# START OF Records supplied

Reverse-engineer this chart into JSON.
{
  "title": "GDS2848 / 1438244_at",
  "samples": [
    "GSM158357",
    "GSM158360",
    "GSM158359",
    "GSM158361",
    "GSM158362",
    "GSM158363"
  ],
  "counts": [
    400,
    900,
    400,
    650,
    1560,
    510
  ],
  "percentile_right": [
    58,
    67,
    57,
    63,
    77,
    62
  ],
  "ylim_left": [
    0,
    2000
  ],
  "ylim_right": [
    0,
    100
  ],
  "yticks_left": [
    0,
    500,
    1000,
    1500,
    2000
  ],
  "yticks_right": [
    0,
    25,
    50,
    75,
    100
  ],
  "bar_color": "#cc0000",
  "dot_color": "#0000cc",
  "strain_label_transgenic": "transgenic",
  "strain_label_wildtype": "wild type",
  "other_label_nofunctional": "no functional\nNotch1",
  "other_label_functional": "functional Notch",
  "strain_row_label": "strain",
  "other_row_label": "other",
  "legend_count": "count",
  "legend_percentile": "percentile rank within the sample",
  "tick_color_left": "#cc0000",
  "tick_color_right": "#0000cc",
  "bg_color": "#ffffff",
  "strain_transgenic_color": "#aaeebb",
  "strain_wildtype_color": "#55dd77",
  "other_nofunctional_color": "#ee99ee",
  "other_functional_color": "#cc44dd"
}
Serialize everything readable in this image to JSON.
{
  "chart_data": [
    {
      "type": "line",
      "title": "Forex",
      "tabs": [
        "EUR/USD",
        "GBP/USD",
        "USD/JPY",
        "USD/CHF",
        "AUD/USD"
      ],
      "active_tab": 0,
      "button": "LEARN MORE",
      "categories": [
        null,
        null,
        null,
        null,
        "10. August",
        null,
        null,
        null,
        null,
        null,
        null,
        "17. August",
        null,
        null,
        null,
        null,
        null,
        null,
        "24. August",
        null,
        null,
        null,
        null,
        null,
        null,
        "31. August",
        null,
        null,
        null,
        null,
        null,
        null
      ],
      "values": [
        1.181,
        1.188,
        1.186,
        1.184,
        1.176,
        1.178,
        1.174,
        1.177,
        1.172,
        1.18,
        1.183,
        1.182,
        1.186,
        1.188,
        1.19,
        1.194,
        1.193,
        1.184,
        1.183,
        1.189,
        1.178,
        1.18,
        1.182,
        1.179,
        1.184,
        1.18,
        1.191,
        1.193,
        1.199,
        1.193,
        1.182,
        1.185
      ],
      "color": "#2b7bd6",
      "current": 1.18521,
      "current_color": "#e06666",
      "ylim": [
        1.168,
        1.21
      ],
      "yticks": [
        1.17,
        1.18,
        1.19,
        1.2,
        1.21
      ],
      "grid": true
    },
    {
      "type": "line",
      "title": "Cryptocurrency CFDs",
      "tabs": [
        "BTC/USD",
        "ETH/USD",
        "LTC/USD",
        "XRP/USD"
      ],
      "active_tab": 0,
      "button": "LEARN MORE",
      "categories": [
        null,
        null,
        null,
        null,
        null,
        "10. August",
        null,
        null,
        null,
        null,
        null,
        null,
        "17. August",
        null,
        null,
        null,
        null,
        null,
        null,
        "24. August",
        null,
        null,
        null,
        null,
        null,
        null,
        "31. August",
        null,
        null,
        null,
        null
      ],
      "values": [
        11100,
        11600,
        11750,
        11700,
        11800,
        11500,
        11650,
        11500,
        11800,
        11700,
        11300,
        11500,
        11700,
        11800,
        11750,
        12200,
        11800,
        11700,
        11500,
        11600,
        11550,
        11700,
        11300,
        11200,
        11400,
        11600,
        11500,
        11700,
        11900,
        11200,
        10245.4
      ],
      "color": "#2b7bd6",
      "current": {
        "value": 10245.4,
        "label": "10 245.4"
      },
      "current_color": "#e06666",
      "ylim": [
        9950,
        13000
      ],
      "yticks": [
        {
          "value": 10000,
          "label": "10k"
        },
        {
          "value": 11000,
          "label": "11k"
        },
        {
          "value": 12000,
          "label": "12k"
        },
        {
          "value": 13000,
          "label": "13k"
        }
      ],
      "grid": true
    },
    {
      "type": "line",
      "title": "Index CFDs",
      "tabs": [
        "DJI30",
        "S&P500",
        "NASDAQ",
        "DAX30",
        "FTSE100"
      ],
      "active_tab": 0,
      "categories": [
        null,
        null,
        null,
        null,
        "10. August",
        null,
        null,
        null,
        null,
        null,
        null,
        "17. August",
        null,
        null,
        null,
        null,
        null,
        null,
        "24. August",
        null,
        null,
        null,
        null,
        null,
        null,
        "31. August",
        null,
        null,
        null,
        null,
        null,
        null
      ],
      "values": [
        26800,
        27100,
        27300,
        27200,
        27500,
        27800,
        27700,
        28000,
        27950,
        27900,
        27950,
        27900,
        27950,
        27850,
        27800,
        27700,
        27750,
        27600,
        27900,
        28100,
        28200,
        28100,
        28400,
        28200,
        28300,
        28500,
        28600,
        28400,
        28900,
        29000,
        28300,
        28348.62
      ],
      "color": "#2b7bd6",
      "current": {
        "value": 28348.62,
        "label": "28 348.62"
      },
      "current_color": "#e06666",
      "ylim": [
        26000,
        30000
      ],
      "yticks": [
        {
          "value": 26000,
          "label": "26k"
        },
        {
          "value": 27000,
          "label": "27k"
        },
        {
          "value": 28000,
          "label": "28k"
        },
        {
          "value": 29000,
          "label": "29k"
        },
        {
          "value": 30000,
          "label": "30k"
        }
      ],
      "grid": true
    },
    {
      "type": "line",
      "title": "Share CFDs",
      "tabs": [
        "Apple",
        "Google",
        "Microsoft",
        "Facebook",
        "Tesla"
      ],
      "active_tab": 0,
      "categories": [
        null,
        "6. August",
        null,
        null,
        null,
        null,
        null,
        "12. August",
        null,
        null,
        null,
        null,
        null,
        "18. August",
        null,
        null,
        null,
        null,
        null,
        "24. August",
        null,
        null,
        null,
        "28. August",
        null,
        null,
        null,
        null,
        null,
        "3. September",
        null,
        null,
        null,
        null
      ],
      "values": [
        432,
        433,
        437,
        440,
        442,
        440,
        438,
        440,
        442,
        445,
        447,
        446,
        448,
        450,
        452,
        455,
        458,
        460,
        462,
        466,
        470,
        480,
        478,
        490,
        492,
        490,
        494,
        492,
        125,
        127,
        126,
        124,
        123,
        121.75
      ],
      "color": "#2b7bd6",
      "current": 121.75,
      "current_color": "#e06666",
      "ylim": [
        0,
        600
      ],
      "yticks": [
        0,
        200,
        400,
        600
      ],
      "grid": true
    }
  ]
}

# END OF Records supplied

[Given problem] Each line that holds the word "this" should be extracted from the records.

[Written solution]
Reverse-engineer this chart into JSON.
Serialize everything readable in this image to JSON.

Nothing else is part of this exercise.